··· Materials provided

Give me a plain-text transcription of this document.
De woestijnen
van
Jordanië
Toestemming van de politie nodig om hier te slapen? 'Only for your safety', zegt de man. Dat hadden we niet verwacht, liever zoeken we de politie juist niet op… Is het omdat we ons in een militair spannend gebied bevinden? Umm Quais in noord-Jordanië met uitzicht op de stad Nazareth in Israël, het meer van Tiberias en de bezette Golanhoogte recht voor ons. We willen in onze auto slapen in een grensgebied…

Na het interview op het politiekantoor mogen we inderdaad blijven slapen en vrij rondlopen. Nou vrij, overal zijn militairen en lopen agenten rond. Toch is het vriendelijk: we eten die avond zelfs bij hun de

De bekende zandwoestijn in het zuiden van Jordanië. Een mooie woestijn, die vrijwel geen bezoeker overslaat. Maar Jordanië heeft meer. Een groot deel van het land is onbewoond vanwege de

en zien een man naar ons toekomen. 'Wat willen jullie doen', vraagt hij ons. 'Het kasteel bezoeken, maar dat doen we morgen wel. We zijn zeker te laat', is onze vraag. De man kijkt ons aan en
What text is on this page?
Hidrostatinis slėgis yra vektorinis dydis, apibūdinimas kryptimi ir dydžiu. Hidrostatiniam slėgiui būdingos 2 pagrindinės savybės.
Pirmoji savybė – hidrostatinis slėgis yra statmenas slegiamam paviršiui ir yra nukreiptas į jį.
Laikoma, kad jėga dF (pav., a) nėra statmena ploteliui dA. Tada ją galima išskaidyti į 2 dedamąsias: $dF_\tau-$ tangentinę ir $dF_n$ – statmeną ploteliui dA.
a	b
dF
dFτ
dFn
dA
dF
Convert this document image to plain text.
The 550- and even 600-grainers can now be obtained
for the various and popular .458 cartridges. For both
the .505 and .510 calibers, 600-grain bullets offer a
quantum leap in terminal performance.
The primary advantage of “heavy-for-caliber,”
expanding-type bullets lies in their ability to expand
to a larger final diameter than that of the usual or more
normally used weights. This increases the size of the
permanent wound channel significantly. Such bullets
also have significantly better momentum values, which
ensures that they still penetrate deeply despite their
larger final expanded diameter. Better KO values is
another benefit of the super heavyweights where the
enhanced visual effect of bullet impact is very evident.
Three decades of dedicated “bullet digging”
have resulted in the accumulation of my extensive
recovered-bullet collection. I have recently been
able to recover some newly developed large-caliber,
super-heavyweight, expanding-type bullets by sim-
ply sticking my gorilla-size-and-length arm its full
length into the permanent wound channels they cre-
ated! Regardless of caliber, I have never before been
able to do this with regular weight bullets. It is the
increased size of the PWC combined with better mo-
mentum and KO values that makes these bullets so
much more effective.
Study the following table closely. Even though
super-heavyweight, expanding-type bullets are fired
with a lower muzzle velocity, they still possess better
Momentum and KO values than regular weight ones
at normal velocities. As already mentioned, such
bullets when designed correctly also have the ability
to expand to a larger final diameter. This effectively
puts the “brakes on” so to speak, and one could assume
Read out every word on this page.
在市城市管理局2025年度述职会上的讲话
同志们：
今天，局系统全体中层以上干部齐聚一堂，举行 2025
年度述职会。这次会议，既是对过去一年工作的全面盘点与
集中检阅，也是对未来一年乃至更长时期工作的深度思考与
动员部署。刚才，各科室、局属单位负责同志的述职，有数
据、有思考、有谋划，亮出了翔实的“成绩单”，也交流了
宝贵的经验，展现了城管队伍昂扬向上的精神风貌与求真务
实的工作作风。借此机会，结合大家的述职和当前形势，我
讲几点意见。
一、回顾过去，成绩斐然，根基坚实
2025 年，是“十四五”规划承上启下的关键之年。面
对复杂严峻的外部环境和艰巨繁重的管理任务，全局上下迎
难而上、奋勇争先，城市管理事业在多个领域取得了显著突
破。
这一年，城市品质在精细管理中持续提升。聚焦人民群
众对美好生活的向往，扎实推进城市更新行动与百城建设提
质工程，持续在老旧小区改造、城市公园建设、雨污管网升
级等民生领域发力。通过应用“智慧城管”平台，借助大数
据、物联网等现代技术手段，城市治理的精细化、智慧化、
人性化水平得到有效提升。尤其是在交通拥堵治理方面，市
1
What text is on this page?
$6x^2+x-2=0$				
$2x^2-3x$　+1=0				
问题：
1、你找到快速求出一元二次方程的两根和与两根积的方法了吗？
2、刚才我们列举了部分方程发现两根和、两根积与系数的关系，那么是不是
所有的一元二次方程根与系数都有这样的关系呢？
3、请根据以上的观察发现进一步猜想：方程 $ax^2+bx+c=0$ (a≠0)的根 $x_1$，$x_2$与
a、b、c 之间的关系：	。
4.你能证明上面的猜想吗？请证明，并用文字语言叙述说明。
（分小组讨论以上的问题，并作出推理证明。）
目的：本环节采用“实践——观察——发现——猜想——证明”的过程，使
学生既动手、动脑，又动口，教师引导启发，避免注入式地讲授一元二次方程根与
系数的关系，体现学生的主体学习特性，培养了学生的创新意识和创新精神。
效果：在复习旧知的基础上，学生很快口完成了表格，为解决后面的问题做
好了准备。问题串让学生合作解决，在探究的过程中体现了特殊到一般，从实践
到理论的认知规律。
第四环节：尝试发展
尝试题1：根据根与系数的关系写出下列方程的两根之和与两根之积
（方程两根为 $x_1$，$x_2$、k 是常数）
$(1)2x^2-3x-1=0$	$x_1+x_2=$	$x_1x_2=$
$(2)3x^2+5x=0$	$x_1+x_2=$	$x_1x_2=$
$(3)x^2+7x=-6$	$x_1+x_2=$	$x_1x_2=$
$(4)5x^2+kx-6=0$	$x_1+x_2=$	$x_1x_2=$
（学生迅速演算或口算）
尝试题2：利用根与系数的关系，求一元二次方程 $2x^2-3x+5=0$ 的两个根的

······

→ **Task directions**:
Give the number of lines that carry the word "meer", with nothing added.

→ **Exercise output**:
2